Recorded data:
--- Start ---

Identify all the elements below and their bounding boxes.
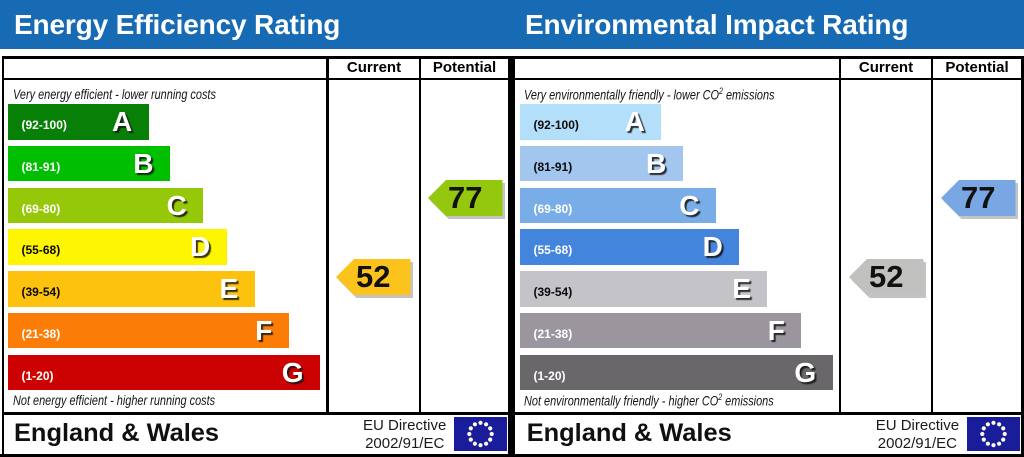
svg-text:52: 52 xyxy=(869,259,903,294)
svg-text:77: 77 xyxy=(448,180,482,215)
svg-text:77: 77 xyxy=(960,180,994,215)
svg-text:52: 52 xyxy=(356,259,390,294)
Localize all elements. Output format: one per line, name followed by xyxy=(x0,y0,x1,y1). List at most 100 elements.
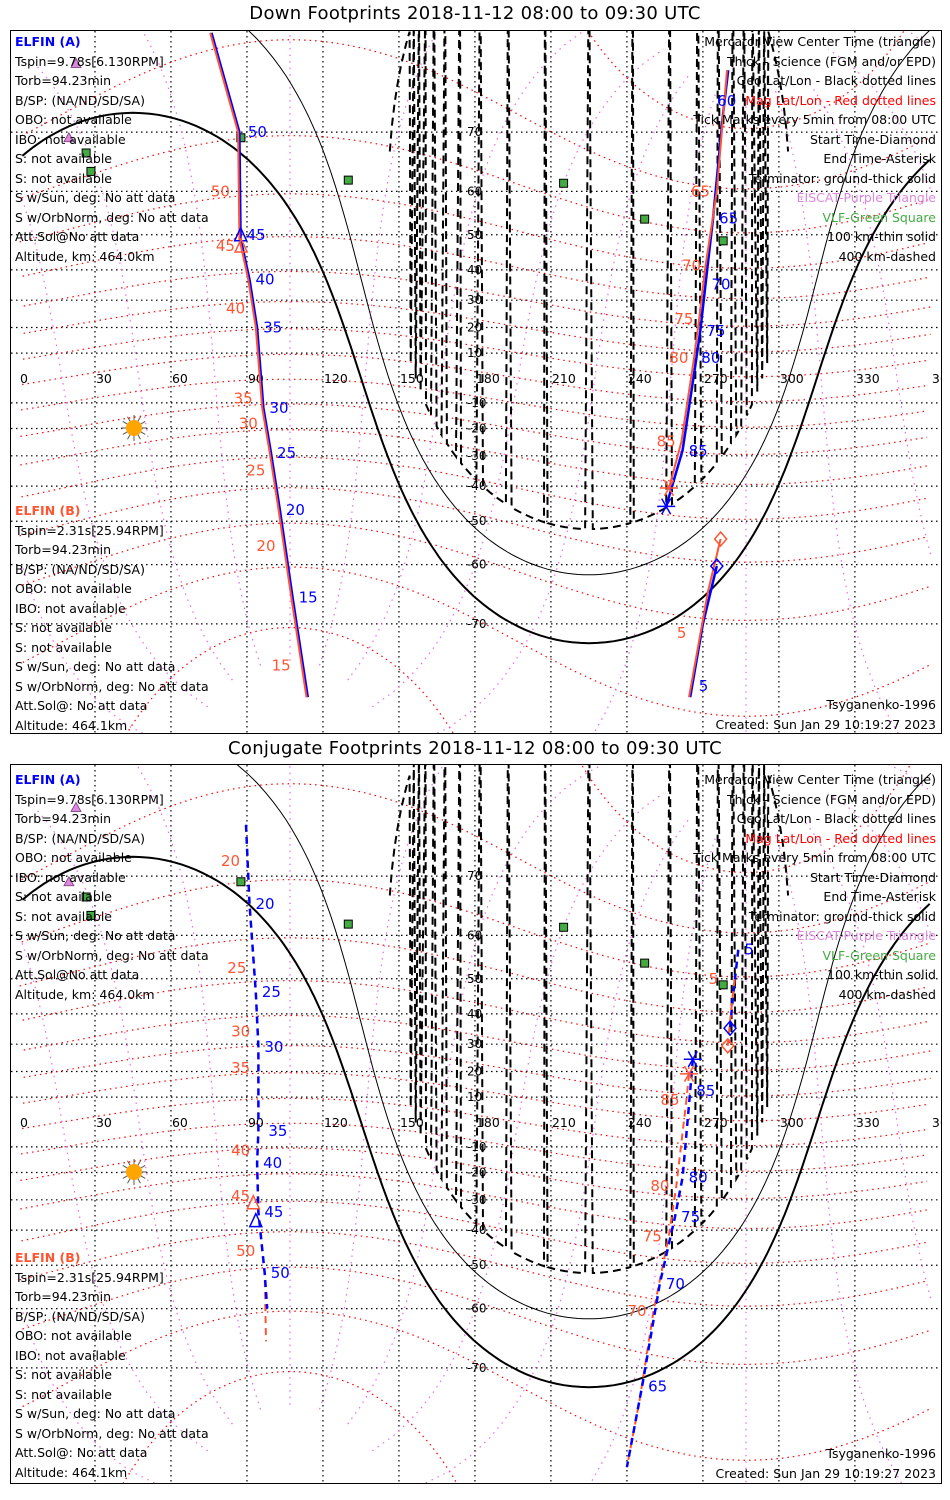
legend-item: Tick Marks every 5min from 08:00 UTC xyxy=(693,850,936,865)
track-tick-label: 85 xyxy=(696,1082,715,1100)
orbit-track-a xyxy=(625,1059,695,1468)
track-tick-label: 65 xyxy=(691,182,710,200)
created-label: Created: Sun Jan 29 10:19:27 2023 xyxy=(715,716,936,732)
lon-tick-label: 60 xyxy=(172,1115,188,1130)
mag-longitude-line xyxy=(803,75,932,555)
mag-latitude-line xyxy=(20,1173,928,1230)
lat-tick-label: -20 xyxy=(467,421,487,435)
lat-tick-label: -50 xyxy=(467,1258,487,1272)
track-tick-label: 25 xyxy=(246,462,265,480)
lon-tick-label: 330 xyxy=(856,1115,880,1130)
track-tick-label: 25 xyxy=(227,959,246,977)
lat-tick-label: -10 xyxy=(467,396,487,410)
lat-tick-label: 50 xyxy=(467,228,482,242)
track-tick-label: 5 xyxy=(699,677,709,695)
lat-tick-label: -10 xyxy=(467,1140,487,1154)
info-line: S: not available xyxy=(15,151,112,166)
lat-tick-label: -60 xyxy=(467,1302,487,1316)
orbit-track-a xyxy=(728,948,740,1029)
info-line: S: not available xyxy=(15,1386,112,1402)
info-line: B/SP: (NA/ND/SD/SA) xyxy=(15,830,145,846)
mag-longitude-line xyxy=(907,31,929,46)
track-tick-label: 40 xyxy=(231,1141,250,1159)
terminator-400km xyxy=(388,765,790,1275)
lat-tick-label: -60 xyxy=(467,558,487,572)
info-line: B/SP: (NA/ND/SD/SA) xyxy=(15,561,145,577)
info-line: S w/OrbNorm, deg: No att data xyxy=(15,678,209,694)
mag-latitude-line xyxy=(21,879,930,978)
track-tick-label: 20 xyxy=(256,537,275,555)
start-time-diamond-icon xyxy=(709,557,724,575)
track-tick-label: 40 xyxy=(226,300,245,318)
track-tick-label: 70 xyxy=(666,1275,685,1293)
lon-tick-label: 90 xyxy=(248,1115,264,1130)
lon-tick-label: 360 xyxy=(932,371,941,386)
mag-latitude-line xyxy=(23,1045,931,1097)
lat-tick-label: -40 xyxy=(467,1223,487,1237)
info-line: Torb=94.23min xyxy=(15,811,112,826)
mag-longitude-line xyxy=(318,765,444,1410)
orbit-track-b xyxy=(668,70,728,489)
lon-tick-label: 180 xyxy=(476,1115,500,1130)
vlf-station-square-icon xyxy=(343,175,353,185)
model-label: Tsyganenko-1996 xyxy=(826,1446,936,1461)
legend-item: Tick Marks every 5min from 08:00 UTC xyxy=(693,112,936,127)
mag-latitude-line xyxy=(20,429,928,486)
mag-latitude-line xyxy=(126,626,454,733)
legend-item: EISCAT-Purple Triangle xyxy=(796,928,936,943)
legend-item: End Time-Asterisk xyxy=(823,889,936,904)
mag-latitude-line xyxy=(21,39,930,190)
mag-longitude-line xyxy=(371,792,665,1452)
vlf-station-square-icon xyxy=(718,980,728,990)
info-line: S w/Sun, deg: No att data xyxy=(15,928,176,943)
track-tick-label: 70 xyxy=(682,257,701,275)
eiscat-triangle-icon xyxy=(70,801,82,812)
track-tick-label: 5 xyxy=(744,941,754,959)
mag-longitude-line xyxy=(20,563,144,733)
lat-tick-label: 20 xyxy=(467,1065,482,1079)
mag-longitude-line xyxy=(803,819,932,1299)
vlf-station-square-icon xyxy=(81,892,91,902)
start-time-diamond-icon xyxy=(720,1037,735,1055)
mag-latitude-line xyxy=(21,783,930,934)
center-time-triangle-icon xyxy=(248,1211,264,1228)
terminator-100km xyxy=(236,765,932,1320)
center-time-triangle-icon xyxy=(246,1193,261,1210)
legend-item: Mag Lat/Lon - Red dotted lines xyxy=(745,92,936,108)
track-tick-label: 60 xyxy=(717,92,736,110)
lon-tick-label: 240 xyxy=(628,1115,652,1130)
lat-tick-label: 60 xyxy=(467,184,482,198)
legend-item: 100 km-thin solid xyxy=(827,967,936,982)
track-tick-label: 20 xyxy=(256,895,275,913)
info-line: Torb=94.23min xyxy=(15,1289,112,1304)
lon-tick-label: 150 xyxy=(400,1115,424,1130)
sat-b-info: ELFIN (B) Tspin=2.31s[25.94RPM] Torb=94.2… xyxy=(15,1248,209,1482)
end-time-asterisk-icon xyxy=(687,1051,698,1068)
info-line: OBO: not available xyxy=(15,1328,132,1343)
info-line: Tspin=2.31s[25.94RPM] xyxy=(15,522,164,538)
track-tick-label: 45 xyxy=(264,1203,283,1221)
track-tick-label: 80 xyxy=(669,349,688,367)
track-tick-label: 30 xyxy=(239,414,258,432)
track-tick-label: 80 xyxy=(701,349,720,367)
legend-item: 400 km-dashed xyxy=(838,248,936,264)
vlf-station-square-icon xyxy=(236,133,246,143)
info-line: Att.Sol@No att data xyxy=(15,967,140,982)
lat-tick-label: 20 xyxy=(467,321,482,335)
lat-tick-label: 10 xyxy=(467,346,482,360)
sat-a-name: ELFIN (A) xyxy=(15,772,81,787)
lat-tick-label: -70 xyxy=(467,1361,487,1375)
orbit-track-b xyxy=(625,1073,690,1468)
legend-item: Geo Lat/Lon - Black dotted lines xyxy=(736,73,936,88)
lat-tick-label: 40 xyxy=(467,1007,482,1021)
info-line: OBO: not available xyxy=(15,581,132,596)
track-tick-label: 45 xyxy=(247,226,266,244)
info-line: IBO: not available xyxy=(15,1347,126,1363)
info-line: IBO: not available xyxy=(15,869,126,885)
info-line: Altitude: 464.1km xyxy=(15,1464,128,1480)
panel-title-down: Down Footprints 2018-11-12 08:00 to 09:3… xyxy=(249,3,701,24)
legend: Mercator View Center Time (triangle) Thic… xyxy=(693,32,936,266)
mag-latitude-line xyxy=(23,301,931,353)
track-tick-label: 75 xyxy=(706,322,725,340)
end-time-asterisk-icon xyxy=(661,498,672,515)
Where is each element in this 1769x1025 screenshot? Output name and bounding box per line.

--- End ---

### Given task
Count the lines above that contain the string "elements", treating uppercase and lowercase letters as different. Give only the number.

### Completed exercise
2